====== SOURCE DATA ======

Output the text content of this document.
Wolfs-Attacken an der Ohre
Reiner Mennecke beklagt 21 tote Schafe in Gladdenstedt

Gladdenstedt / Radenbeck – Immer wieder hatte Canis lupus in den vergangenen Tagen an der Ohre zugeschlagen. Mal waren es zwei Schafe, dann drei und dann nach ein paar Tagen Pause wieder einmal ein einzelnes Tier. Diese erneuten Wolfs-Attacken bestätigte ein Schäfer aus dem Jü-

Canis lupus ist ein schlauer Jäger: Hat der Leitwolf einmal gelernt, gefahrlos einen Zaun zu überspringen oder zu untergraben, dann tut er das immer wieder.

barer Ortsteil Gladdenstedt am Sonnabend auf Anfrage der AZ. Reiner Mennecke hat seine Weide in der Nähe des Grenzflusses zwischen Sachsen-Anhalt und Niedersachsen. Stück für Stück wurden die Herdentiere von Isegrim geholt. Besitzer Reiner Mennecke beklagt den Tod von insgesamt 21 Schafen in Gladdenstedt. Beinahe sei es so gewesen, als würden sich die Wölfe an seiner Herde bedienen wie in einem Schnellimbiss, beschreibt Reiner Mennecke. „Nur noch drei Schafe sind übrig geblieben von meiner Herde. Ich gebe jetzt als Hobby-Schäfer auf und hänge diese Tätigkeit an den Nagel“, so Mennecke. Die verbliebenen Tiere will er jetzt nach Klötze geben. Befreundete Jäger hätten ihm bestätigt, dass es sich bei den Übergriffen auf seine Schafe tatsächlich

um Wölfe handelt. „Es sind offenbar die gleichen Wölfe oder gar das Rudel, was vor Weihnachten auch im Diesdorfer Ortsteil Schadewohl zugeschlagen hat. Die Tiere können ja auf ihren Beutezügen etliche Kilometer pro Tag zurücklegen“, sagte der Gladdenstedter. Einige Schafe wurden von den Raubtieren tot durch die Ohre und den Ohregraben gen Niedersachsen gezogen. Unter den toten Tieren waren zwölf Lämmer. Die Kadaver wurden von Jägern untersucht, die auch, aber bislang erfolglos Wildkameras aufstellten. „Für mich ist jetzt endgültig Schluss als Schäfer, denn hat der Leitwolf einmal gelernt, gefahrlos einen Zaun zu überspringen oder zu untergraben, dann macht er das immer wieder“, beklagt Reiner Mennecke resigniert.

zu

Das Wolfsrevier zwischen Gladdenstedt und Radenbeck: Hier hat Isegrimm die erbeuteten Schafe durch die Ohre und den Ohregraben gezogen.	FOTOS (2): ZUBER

======

PROBLEM TO WORK ON:
Please reproduce each line exactly as written.

SOLUTION FOR THIS TASK:
Output the text content of this document.
Wolfs-Attacken an der Ohre
Reiner Mennecke beklagt 21 tote Schafe in Gladdenstedt

Gladdenstedt / Radenbeck – Immer wieder hatte Canis lupus in den vergangenen Tagen an der Ohre zugeschlagen. Mal waren es zwei Schafe, dann drei und dann nach ein paar Tagen Pause wieder einmal ein einzelnes Tier. Diese erneuten Wolfs-Attacken bestätigte ein Schäfer aus dem Jü-

Canis lupus ist ein schlauer Jäger: Hat der Leitwolf einmal gelernt, gefahrlos einen Zaun zu überspringen oder zu untergraben, dann tut er das immer wieder.

barer Ortsteil Gladdenstedt am Sonnabend auf Anfrage der AZ. Reiner Mennecke hat seine Weide in der Nähe des Grenzflusses zwischen Sachsen-Anhalt und Niedersachsen. Stück für Stück wurden die Herdentiere von Isegrim geholt. Besitzer Reiner Mennecke beklagt den Tod von insgesamt 21 Schafen in Gladdenstedt. Beinahe sei es so gewesen, als würden sich die Wölfe an seiner Herde bedienen wie in einem Schnellimbiss, beschreibt Reiner Mennecke. „Nur noch drei Schafe sind übrig geblieben von meiner Herde. Ich gebe jetzt als Hobby-Schäfer auf und hänge diese Tätigkeit an den Nagel“, so Mennecke. Die verbliebenen Tiere will er jetzt nach Klötze geben. Befreundete Jäger hätten ihm bestätigt, dass es sich bei den Übergriffen auf seine Schafe tatsächlich

um Wölfe handelt. „Es sind offenbar die gleichen Wölfe oder gar das Rudel, was vor Weihnachten auch im Diesdorfer Ortsteil Schadewohl zugeschlagen hat. Die Tiere können ja auf ihren Beutezügen etliche Kilometer pro Tag zurücklegen“, sagte der Gladdenstedter. Einige Schafe wurden von den Raubtieren tot durch die Ohre und den Ohregraben gen Niedersachsen gezogen. Unter den toten Tieren waren zwölf Lämmer. Die Kadaver wurden von Jägern untersucht, die auch, aber bislang erfolglos Wildkameras aufstellten. „Für mich ist jetzt endgültig Schluss als Schäfer, denn hat der Leitwolf einmal gelernt, gefahrlos einen Zaun zu überspringen oder zu untergraben, dann macht er das immer wieder“, beklagt Reiner Mennecke resigniert.

zu

Das Wolfsrevier zwischen Gladdenstedt und Radenbeck: Hier hat Isegrimm die erbeuteten Schafe durch die Ohre und den Ohregraben gezogen.	FOTOS (2): ZUBER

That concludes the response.